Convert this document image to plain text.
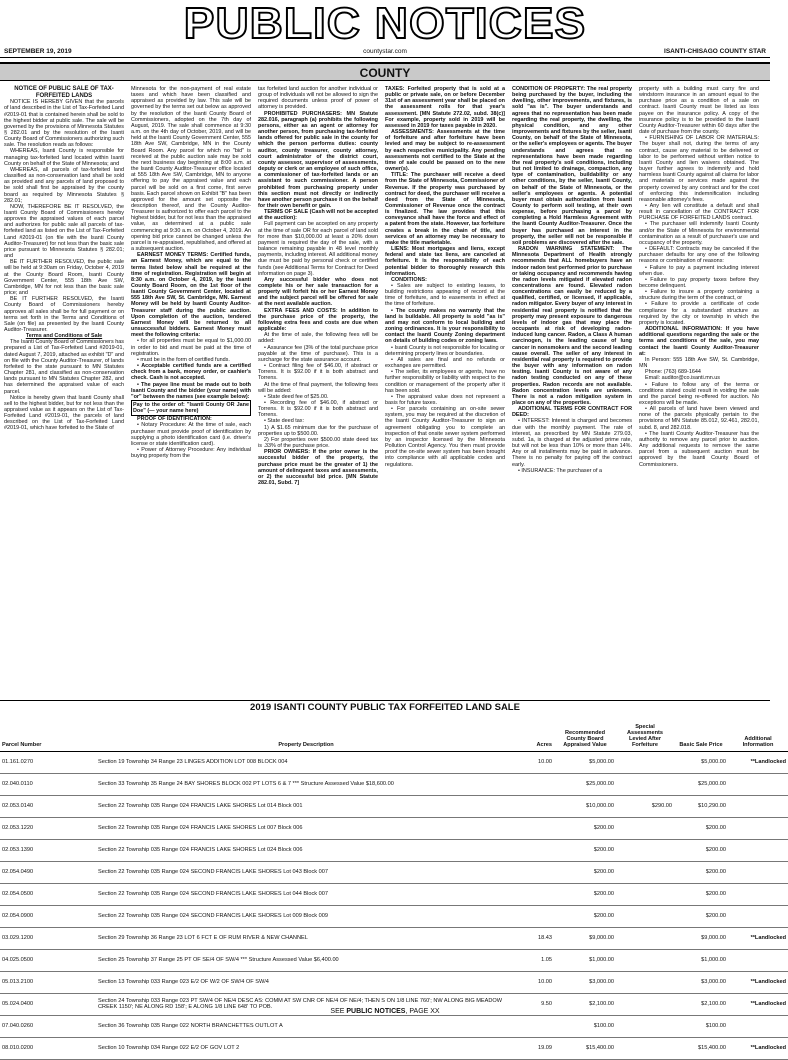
PUBLIC NOTICES
countystar.com
SEPTEMBER 19, 2019	ISANTI-CHISAGO COUNTY STAR
COUNTY

NOTICE OF PUBLIC SALE OF TAX-FORFEITED LANDS

NOTICE IS HEREBY GIVEN that the parcels of land described in the List of Tax-Forfeited Land #2019-01 that is contained herein shall be sold to the highest bidder at public sale. The sale will be governed by the provisions of Minnesota Statutes § 282.01 and by the resolution of the Isanti County Board of Commissioners authorizing such sale. The resolution reads as follows:

WHEREAS, Isanti County is responsible for managing tax-forfeited land located within Isanti County on behalf of the State of Minnesota; and

WHEREAS, all parcels of tax-forfeited land classified as non-conservation land shall be sold as provided and any parcels of land proposed to be sold shall first be appraised by the county board as required by Minnesota Statutes § 282.01;

NOW, THEREFORE BE IT RESOLVED, the Isanti County Board of Commissioners hereby approves the appraised values of each parcel and authorizes for public sale all parcels of tax-forfeited land as listed on the List of Tax-Forfeited Land #2019-01 (on file with the Isanti County Auditor-Treasurer) for not less than the basic sale price pursuant to Minnesota Statutes § 282.01; and

BE IT FURTHER RESOLVED, the public sale will be held at 9:30am on Friday, October 4, 2019 at the County Board Room, Isanti County Government Center, 555 18th Ave SW, Cambridge, MN for not less than the basic sale price; and

BE IT FURTHER RESOLVED, the Isanti County Board of Commissioners hereby approves all sales shall be for full payment or on terms set forth in the Terms and Conditions of Sale (on file) as presented by the Isanti County Auditor-Treasurer.

Terms and Conditions of Sale

The Isanti County Board of Commissioners has prepared a List of Tax-Forfeited Land #2019-01, dated August 7, 2019, attached as exhibit "D" and on file with the County Auditor-Treasurer, of lands forfeited to the state pursuant to MN Statutes Chapter 281, and classified as non-conservation lands pursuant to MN Statutes Chapter 282, and has determined the appraised value of each parcel.

Notice is hereby given that Isanti County shall sell to the highest bidder, but for not less than the appraised value as it appears on the List of Tax-Forfeited Land #2019-01, the parcels of land described on the List of Tax-Forfeited Land #2019-01, which have forfeited to the State of

Minnesota for the non-payment of real estate taxes and which have been classified and appraised as provided by law. This sale will be governed by the terms set out below as approved by the resolution of the Isanti County Board of Commissioners, adopted on the 7th day of August, 2019. The sale shall commence at 9:30 a.m. on the 4th day of October, 2019, and will be held at the Isanti County Government Center, 555 18th Ave SW, Cambridge, MN in the County Board Room. Any parcel for which no "bid" is received at the public auction sale may be sold the next business day beginning at 8:00 a.m. at the Isanti County Auditor-Treasurer office located at 555 18th Ave SW, Cambridge, MN to anyone offering to pay the appraised value and each parcel will be sold on a first come, first serve basis. Each parcel shown on Exhibit "B" has been approved for the amount set opposite the description thereof, and the County Auditor-Treasurer is authorized to offer each parcel to the highest bidder, but for not less than the appraised value, as determined at a public sale commencing at 9:30 a.m. on October 4, 2019. An opening bid price cannot be changed unless the parcel is re-appraised, republished, and offered at a subsequent auction.

EARNEST MONEY TERMS: Certified funds, an Earnest Money, which are equal to the terms listed below shall be required at the time of registration. Registration will begin at 8:30 a.m. on October 4, 2019, by the Isanti County Board Room, on the 1st floor of the Isanti County Government Center, located at 555 18th Ave SW, St. Cambridge, MN. Earnest Money will be held by Isanti County Auditor-Treasurer staff during the public auction. Upon completion of the auction, tendered Earnest Money will be returned to all unsuccessful bidders. Earnest Money must meet the following criteria:

• for all properties must be equal to $1,000.00 in order to bid and must be paid at the time of registration.

• must be in the form of certified funds.

• Acceptable certified funds are a certified check from a bank, money order, or cashier's check. Cash is not accepted.

• The payee line must be made out to both Isanti County and the bidder (your name) with "or" between the names (see example below):

Pay to the order of: "Isanti County OR Jane Doe" (— your name here)

PROOF OF IDENTIFICATION:

• Notary Procedure: At the time of sale, each purchaser must provide proof of identification by supplying a photo identification card (i.e. driver's license or state identification card).

• Power of Attorney Procedure: Any individual buying property from the

tax forfeited land auction for another individual or group of individuals will not be allowed to sign the required documents unless proof of power of attorney is provided.

PROHIBITED PURCHASERS: MN Statute 282.016, paragraph (a) prohibits the following persons, either as an agent or attorney for another person, from purchasing tax-forfeited lands offered for public sale in the county for which the person performs duties: county auditor, county treasurer, county attorney, court administrator of the district court, county assessor, supervisor of assessments, deputy or clerk or an employee of such office, a commissioner of tax-forfeited lands or an assistant to such commissioner. A person prohibited from purchasing property under this section must not directly or indirectly have another person purchase it on the behalf for their own benefit or gain.

TERMS OF SALE (Cash will not be accepted at the auction):

Full payment can be accepted on any property at the time of sale OR for each parcel of land sold for more than $10,000.00 at least a 20% down payment is required the day of the sale, with a balance remaining payable in 48 level monthly payments, including interest. All additional money due must be paid by personal check or certified funds (see Additional Terms for Contract for Deed information on page 3).

Any successful bidder who does not complete his or her sale transaction for a property will forfeit his or her Earnest Money and the subject parcel will be offered for sale at the next available auction.

EXTRA FEES AND COSTS: In addition to the purchase price of the property, the following extra fees and costs are due when applicable:

At the time of sale, the following fees will be added:

• Assurance fee (3% of the total purchase price payable at the time of purchase). This is a surcharge for the state assurance account.

• Contract filing fee of $46.00, if abstract or Torrens. It is $92.00 if it is both abstract and Torrens.

At the time of final payment, the following fees will be added:

• State deed fee of $25.00.

• Recording fee of $46.00, if abstract or Torrens. It is $92.00 if it is both abstract and Torrens.

• State deed tax:

1) A $1.65 minimum due for the purchase of properties up to $500.00.

2) For properties over $500.00 state deed tax is .33% of the purchase price.

PRIOR OWNERS: If the prior owner is the successful bidder of the property, the purchase price must be the greater of 1) the amount of delinquent taxes and assessments, or 2) the successful bid price. [MN Statute 282.01, Subd. 7]

TAXES: Forfeited property that is sold at a public or private sale, on or before December 31st of an assessment year shall be placed on the assessment rolls for that year's assessment. [MN Statute 272.02, subd. 38(c)] For example, property sold in 2019 will be assessed in 2019 for taxes payable in 2020.

ASSESSMENTS: Assessments at the time of forfeiture and after forfeiture have been levied and may be subject to re-assessment by each respective municipality. Any pending assessments not certified to the State at the time of sale could be passed on to the new owner(s).

TITLE: The purchaser will receive a deed from the State of Minnesota, Commissioner of Revenue. If the property was purchased by contract for deed, the purchaser will receive a deed from the State of Minnesota, Commissioner of Revenue once the contract is finalized. The law provides that this conveyance shall have the force and effect of a patent from the state. However, tax forfeiture creates a break in the chain of title, and services of an attorney may be necessary to make the title marketable.

LIENS: Most mortgages and liens, except federal and state tax liens, are canceled at forfeiture. It is the responsibility of each potential bidder to thoroughly research this information.

CONDITIONS:

• Sales are subject to existing leases, to building restrictions appearing of record at the time of forfeiture, and to easements in effect at the time of forfeiture.

• The county makes no warranty that the land is buildable. All property is sold "as is" and may not conform to local building and zoning ordinances. It is your responsibility to contact the Isanti County Zoning department on details of building codes or zoning laws.

• Isanti County is not responsible for locating or determining property lines or boundaries.

• All sales are final and no refunds or exchanges are permitted.

• The seller, its employees or agents, have no further responsibility or liability with respect to the condition or management of the property after it has been sold.

• The appraised value does not represent a basis for future taxes.

• For parcels containing an on-site sewer system, you may be required at the discretion of the Isanti County Auditor-Treasurer to sign an agreement obligating you to complete an inspection of that onsite sewer system performed by an inspector licensed by the Minnesota Pollution Control Agency. You then must provide proof the on-site sewer system has been brought into compliance with all applicable codes and regulations.

CONDITION OF PROPERTY: The real property being purchased by the buyer, including the dwelling, other improvements, and fixtures, is sold "as is". The buyer understands and agrees that no representation has been made regarding the real property, the dwelling, the physical condition, and any other improvements and fixtures by the seller, Isanti County, on behalf of the State of Minnesota, or the seller's employees or agents. The buyer understands and agrees that no representations have been made regarding the real property's soil conditions, including but not limited to drainage, compaction, any type of contamination, buildability or any other conditions, by the seller, Isanti County, on behalf of the State of Minnesota, or the seller's employees or agents. A potential buyer must obtain authorization from Isanti County to perform soil testing, at their own expense, before purchasing a parcel by completing a Hold Harmless Agreement with the Isanti County Auditor-Treasurer. Once the buyer has purchased an interest in the property, the seller will not be responsible if soil problems are discovered after the sale.

RADON WARNING STATEMENT: The Minnesota Department of Health strongly recommends that ALL homebuyers have an indoor radon test performed prior to purchase or taking occupancy and recommends having the radon levels mitigated if elevated radon concentrations are found. Elevated radon concentrations can easily be reduced by a qualified, certified, or licensed, if applicable, radon mitigator. Every buyer of any interest in residential real property is notified that the property may present exposure to dangerous levels of indoor gas that may place the occupants at risk of developing radon-induced lung cancer. Radon, a Class A human carcinogen, is the leading cause of lung cancer in nonsmokers and the second leading cause overall. The seller of any interest in residential real property is required to provide the buyer with any information on radon testing. Isanti County is not aware of any radon testing conducted on any of these properties. Radon records are not available. Radon concentration levels are unknown. There is not a radon mitigation system in place on any of the properties.

ADDITIONAL TERMS FOR CONTRACT FOR DEED:

• INTEREST: Interest is charged and becomes due with the monthly payment. The rate of interest, as prescribed by MN Statute 279.03, subd. 1a, is charged at the adjusted prime rate, but will not be less than 10% or more than 14%. Any or all installments may be paid in advance. There is no penalty for paying off the contract early.

• INSURANCE: The purchaser of a

property with a building must carry fire and windstorm insurance in an amount equal to the purchase price as a condition of a sale on contract. Isanti County must be listed as loss payee on the insurance policy. A copy of the insurance policy is to be provided to the Isanti County Auditor-Treasurer within 60 days after the date of purchase from the county.

• FURNISHING OF LABOR OR MATERIALS: The buyer shall not, during the terms of any contract, cause any material to be delivered or labor to be performed without written notice to Isanti County and lien waivers obtained. The buyer further agrees to indemnify and hold harmless Isanti County against all claims for labor and materials or services made against the property covered by any contract and for the cost of enforcing this indemnification including reasonable attorney's fees.

• Any lien will constitute a default and shall result in cancellation of the CONTRACT FOR PURCHASE OF FORFEITED LANDS contract.

• The purchaser will indemnify Isanti County and/or the State of Minnesota for environmental contamination as a result of purchaser's use and occupancy of the property.

• DEFAULT: Contracts may be canceled if the purchaser defaults for any one of the following reasons or combination of reasons:

• Failure to pay a payment including interest when due.

• Failure to pay property taxes before they become delinquent.

• Failure to insure a property containing a structure during the term of the contract, or

• Failure to provide a certificate of code compliance for a substandard structure as required by the city or township in which the property is located.

ADDITIONAL INFORMATION: If you have additional questions regarding the sale or the terms and conditions of the sale, you may contact the Isanti County Auditor-Treasurer at:

In Person: 555 18th Ave SW, St. Cambridge, MN

Phone: (763) 689-1644

Email: auditor@co.isanti.mn.us

• Failure to follow any of the terms or conditions stated could result in voiding the sale and the parcel being re-offered for auction. No exceptions will be made.

• All parcels of land have been viewed and none of the parcels physically pertain to the provisions of MN Statute 85.012, 92.461, 282.01, subd. 8, and 282.018.

• The Isanti County Auditor-Treasurer has the authority to remove any parcel prior to auction. Any additional requests to remove the same parcel from a subsequent auction must be approved by the Isanti County Board of Commissioners.

2019 ISANTI COUNTY PUBLIC TAX FORFEITED LAND SALE
Parcel Number	Property Description	Acres	Recommended County Board Appraised Value	Special Assessments Levied After Forfeiture	Basic Sale Price	Additional Information
01.161.0270	Section 19 Township 34 Range 23 LINGES ADDITION LOT 008 BLOCK 004	10.00	$5,000.00		$5,000.00	**Landlocked
02.040.0110	Section 33 Township 35 Range 24 BAY SHORES BLOCK 002 PT LOTS 6 & 7 *** Structure Assessed Value $18,600.00		$25,000.00		$25,000.00	
02.053.0140	Section 22 Township 035 Range 024 FRANCIS LAKE SHORES Lot 014 Block 001		$10,000.00	$290.00	$10,290.00	
02.053.1220	Section 22 Township 035 Range 024 FRANCIS LAKE SHORES Lot 007 Block 006		$200.00		$200.00	
02.053.1390	Section 22 Township 035 Range 024 FRANCIS LAKE SHORES Lot 024 Block 006		$200.00		$200.00	
02.054.0490	Section 22 Township 035 Range 024 SECOND FRANCIS LAKE SHORES Lot 043 Block 007		$200.00		$200.00	
02.054.0500	Section 22 Township 035 Range 024 SECOND FRANCIS LAKE SHORES Lot 044 Block 007		$200.00		$200.00	
02.054.0900	Section 22 Township 035 Range 024 SECOND FRANCIS LAKE SHORES Lot 009 Block 009		$200.00		$200.00	
03.029.1200	Section 29 Township 36 Range 23 LOT 6 FCT E OF RUM RIVER & NEW CHANNEL	18.43	$9,000.00		$9,000.00	**Landlocked
04.025.0500	Section 25 Township 37 Range 25 PT OF SE/4 OF SW/4 *** Structure Assessed Value $6,400.00	1.05	$1,000.00		$1,000.00	
05.013.2100	Section 13 Township 033 Range 023 E/2 OF W/2 OF SW/4 OF SW/4	10.00	$3,000.00		$3,000.00	**Landlocked
05.024.0400	Section 24 Township 033 Range 023 PT SW/4 OF NE/4 DESC AS: COMM AT SW CNR OF NE/4 OF NE/4; THEN S ON 1/8 LINE 760'; NW ALONG BIG MEADOW CREEK 1150'; NE ALONG RD 158'; E ALONG 1/8 LINE 648' TO POB.	9.50	$2,100.00		$2,100.00	**Landlocked
07.040.0260	Section 36 Township 035 Range 022 NORTH BRANCHETTES OUTLOT A		$100.00		$100.00	
08.010.0200	Section 10 Township 034 Range 022 E/2 OF GOV LOT 2	19.09	$15,400.00		$15,400.00	**Landlocked
SEE PUBLIC NOTICES, PAGE XX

• • • •

**Aim**
Copy each line holding the word "payable" from the listing above.

**Exercise result**
Full payment can be accepted on any property at the time of sale OR for each parcel of land sold for more than $10,000.00 at least a 20% down payment is required the day of the sale, with a balance remaining payable in 48 level monthly payments, including interest. All additional money due must be paid by personal check or certified funds (see Additional Terms for Contract for Deed information on page 3).
• Assurance fee (3% of the total purchase price payable at the time of purchase). This is a surcharge for the state assurance account.
TAXES: Forfeited property that is sold at a public or private sale, on or before December 31st of an assessment year shall be placed on the assessment rolls for that year's assessment. [MN Statute 272.02, subd. 38(c)] For example, property sold in 2019 will be assessed in 2019 for taxes payable in 2020.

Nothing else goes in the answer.